------ BLOCO DE TEXTO

Ocorre que, durante a execução contratual, não raro se depara com situações onde o percentual de multa previsto no edital torna-se excessivo e desproporcional frente a infração cometida no caso concreto, tornando-se necessária a redução deste percentual, pela observância dos princípios da proporcionalidade e da razoabilidade.
A questão deveria ser assim, de fácil compreensão e resolução. Contudo, no dia-a-dia contratual, observa-se extrema dificuldade dos agentes públicos em conjugar o princípio da vinculação ao instrumento convocatório, com os princípios da proporcionalidade e razoabilidade, todos de ordem Constitucional, e, portanto, de igual relevância.

------------

**CONJUNTO DE TAREFAS:**
1. Reproduza o trecho do texto sobre multas em contratos públicos que começa em "Ocorre que, durante" e termina em "e da razoabilidade.".
2. Retome o texto sobre multas em contratos públicos a partir do ponto em que ele para.

------ DADOS FORNECIDOS

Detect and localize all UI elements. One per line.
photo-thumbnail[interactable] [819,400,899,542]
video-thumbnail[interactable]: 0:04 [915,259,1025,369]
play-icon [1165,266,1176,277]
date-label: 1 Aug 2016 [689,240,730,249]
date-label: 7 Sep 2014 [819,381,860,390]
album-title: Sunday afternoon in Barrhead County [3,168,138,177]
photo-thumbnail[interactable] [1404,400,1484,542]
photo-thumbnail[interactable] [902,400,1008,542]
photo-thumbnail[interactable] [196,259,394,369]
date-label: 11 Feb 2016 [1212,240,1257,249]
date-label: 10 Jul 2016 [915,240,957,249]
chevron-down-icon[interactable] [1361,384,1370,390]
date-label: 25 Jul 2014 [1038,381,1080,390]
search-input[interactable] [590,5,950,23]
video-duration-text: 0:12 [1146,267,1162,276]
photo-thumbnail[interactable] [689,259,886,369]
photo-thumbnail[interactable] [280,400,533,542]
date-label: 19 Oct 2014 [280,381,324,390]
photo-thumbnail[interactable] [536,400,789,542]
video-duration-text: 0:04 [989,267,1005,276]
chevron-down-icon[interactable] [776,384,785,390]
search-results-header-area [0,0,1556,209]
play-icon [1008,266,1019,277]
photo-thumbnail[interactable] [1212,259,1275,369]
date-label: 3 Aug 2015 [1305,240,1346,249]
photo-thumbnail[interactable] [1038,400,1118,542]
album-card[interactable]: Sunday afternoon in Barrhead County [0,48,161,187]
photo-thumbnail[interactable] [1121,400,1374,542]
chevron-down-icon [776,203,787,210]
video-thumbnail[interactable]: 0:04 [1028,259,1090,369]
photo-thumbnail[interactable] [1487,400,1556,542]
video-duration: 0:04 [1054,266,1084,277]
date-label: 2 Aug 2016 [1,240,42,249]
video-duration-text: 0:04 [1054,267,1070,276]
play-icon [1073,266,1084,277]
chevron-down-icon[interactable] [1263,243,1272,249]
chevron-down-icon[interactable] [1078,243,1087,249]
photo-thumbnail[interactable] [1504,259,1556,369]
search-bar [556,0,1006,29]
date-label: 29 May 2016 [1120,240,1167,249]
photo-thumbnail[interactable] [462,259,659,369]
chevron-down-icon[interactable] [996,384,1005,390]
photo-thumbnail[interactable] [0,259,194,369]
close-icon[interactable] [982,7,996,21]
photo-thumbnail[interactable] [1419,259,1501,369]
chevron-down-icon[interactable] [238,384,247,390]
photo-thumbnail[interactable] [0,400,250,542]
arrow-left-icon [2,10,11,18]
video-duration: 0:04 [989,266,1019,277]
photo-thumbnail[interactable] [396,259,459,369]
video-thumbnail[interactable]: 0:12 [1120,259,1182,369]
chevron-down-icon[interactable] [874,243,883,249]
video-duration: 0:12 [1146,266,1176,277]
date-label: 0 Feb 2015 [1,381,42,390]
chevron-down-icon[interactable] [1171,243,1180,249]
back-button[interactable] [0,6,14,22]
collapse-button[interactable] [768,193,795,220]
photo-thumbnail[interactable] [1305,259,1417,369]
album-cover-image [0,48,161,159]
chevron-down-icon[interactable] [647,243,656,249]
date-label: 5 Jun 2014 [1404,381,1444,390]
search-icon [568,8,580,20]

------------

**RESPOSTAS POR TAREFA:**
1.
Ocorre que, durante a execução contratual, não raro se depara com situações onde o percentual de multa previsto no edital torna-se excessivo e desproporcional frente a infração cometida no caso concreto, tornando-se necessária a redução deste percentual, pela observância dos princípios da proporcionalidade e da razoabilidade.

2.
A maior dificuldade reside em reconhecer que o percentual de multa previsto nos editais de licitação é estabelecido de maneira altamente genérica, isto é, sem levar em conta as peculiaridades de cada caso concreto, aliado ao fato de que nenhum licitante impugna os termos do edital quando este prevê, por exemplo, multas na ordem de 30% ou 20% do valor total contratado, percentuais estes que, a depender do objeto licitado, consideram-se por si só altamente excessivos em comparação com os percentuais de lucro dimensionados nas propostas.
Evidente que a multa tem que exercer a finalidade de inibir a prática de novas infrações, e, no âmbito dos certames licitatórios, proteger o interesse público de empresas que apresentam propostas sem ter efetivas condições de cumprir com o avençado.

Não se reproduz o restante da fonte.